The request:
Tell me how many lines hold "Heliocentric", please, using only the number.

━━━ Given information ━━━

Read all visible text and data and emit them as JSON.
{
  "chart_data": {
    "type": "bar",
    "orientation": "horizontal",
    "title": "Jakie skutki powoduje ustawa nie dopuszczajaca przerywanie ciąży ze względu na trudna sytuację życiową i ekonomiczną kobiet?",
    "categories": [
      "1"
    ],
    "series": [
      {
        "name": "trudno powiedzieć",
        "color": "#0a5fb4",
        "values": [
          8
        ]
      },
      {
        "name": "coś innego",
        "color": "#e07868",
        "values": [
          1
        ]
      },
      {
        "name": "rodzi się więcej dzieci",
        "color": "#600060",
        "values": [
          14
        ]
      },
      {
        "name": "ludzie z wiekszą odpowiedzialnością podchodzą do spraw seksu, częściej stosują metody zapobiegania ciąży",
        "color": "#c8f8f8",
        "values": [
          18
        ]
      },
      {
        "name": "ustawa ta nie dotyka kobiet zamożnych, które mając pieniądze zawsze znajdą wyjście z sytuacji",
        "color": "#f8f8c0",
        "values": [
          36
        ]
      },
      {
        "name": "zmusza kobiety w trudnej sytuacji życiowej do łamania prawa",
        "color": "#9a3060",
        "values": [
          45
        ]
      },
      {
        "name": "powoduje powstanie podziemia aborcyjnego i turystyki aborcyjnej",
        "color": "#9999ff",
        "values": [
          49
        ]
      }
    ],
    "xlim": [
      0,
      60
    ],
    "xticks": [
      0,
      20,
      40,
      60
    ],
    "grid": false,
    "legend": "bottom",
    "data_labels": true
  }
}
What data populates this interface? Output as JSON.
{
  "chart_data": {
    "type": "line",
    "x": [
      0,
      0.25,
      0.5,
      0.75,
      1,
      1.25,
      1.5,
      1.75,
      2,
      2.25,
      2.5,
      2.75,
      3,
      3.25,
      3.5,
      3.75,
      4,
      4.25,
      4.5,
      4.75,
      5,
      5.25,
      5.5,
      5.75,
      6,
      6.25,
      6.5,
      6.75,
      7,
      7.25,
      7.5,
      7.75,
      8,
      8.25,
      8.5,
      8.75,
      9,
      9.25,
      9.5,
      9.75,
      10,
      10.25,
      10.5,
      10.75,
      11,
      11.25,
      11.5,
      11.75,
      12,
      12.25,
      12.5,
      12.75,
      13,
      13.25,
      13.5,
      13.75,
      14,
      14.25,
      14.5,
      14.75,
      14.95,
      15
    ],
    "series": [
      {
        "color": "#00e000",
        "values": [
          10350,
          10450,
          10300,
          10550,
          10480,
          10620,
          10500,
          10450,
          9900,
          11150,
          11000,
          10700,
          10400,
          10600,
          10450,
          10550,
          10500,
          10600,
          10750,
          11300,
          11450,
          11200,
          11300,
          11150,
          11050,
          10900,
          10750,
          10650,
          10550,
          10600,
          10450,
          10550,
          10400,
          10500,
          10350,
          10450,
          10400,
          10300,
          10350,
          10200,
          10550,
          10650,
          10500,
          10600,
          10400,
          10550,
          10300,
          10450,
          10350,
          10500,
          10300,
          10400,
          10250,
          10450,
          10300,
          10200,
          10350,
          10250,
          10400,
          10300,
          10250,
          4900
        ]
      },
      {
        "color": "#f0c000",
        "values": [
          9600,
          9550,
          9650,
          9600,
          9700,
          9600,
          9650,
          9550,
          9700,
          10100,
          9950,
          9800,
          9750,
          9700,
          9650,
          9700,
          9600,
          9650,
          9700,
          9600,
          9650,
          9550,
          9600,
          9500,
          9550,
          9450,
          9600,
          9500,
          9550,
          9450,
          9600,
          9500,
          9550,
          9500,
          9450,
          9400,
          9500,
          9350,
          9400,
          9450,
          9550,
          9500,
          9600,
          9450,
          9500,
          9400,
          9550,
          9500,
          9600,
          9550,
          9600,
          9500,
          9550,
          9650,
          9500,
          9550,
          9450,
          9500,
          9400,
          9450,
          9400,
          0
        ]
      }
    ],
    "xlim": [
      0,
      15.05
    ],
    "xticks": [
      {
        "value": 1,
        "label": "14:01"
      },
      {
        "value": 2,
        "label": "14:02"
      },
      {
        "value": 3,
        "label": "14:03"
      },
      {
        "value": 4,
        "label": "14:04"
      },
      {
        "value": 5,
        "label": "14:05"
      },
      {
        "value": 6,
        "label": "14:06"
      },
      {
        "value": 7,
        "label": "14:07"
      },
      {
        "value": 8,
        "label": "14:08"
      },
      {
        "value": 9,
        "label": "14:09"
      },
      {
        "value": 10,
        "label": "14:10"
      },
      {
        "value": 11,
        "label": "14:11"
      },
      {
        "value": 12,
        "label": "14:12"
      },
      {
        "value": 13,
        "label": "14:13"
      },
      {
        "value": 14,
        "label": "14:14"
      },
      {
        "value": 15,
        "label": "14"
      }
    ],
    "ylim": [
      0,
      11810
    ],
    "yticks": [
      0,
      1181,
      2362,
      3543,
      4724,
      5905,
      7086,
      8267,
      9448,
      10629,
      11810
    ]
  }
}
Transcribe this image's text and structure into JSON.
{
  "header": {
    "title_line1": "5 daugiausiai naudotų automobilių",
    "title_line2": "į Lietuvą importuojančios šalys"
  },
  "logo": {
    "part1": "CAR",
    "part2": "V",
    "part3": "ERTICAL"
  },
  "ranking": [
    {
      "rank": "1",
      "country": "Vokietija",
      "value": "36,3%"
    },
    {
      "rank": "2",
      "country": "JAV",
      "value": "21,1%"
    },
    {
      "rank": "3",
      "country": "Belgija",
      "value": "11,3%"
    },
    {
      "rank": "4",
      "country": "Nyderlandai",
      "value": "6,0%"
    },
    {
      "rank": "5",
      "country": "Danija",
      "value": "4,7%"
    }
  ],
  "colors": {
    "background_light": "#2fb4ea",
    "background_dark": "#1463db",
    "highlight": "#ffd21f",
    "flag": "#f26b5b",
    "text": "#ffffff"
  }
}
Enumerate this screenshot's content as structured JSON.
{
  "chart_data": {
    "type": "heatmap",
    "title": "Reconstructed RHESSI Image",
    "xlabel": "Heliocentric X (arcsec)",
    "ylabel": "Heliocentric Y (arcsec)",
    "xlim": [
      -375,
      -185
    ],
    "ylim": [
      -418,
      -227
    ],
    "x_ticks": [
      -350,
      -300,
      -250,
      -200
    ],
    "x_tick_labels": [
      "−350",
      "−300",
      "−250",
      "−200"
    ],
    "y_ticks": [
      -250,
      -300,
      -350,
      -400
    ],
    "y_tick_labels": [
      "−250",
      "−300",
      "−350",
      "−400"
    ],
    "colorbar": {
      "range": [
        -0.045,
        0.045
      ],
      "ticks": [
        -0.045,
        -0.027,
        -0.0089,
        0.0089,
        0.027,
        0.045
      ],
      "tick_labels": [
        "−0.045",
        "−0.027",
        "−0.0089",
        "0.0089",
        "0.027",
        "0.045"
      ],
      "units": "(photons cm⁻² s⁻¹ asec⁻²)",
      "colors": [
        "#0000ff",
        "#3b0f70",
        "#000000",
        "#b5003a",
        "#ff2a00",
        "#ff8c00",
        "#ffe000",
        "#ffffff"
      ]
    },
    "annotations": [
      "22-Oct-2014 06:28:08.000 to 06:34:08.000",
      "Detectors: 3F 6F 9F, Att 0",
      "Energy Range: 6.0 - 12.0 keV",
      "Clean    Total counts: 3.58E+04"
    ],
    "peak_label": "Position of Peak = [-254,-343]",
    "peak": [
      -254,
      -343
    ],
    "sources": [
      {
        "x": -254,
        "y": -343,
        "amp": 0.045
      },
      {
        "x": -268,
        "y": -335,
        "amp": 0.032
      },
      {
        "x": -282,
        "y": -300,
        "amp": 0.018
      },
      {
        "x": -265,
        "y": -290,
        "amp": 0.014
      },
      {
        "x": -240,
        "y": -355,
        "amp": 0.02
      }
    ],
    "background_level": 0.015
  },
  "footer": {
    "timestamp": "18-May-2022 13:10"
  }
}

━━━

Answer for the task:
2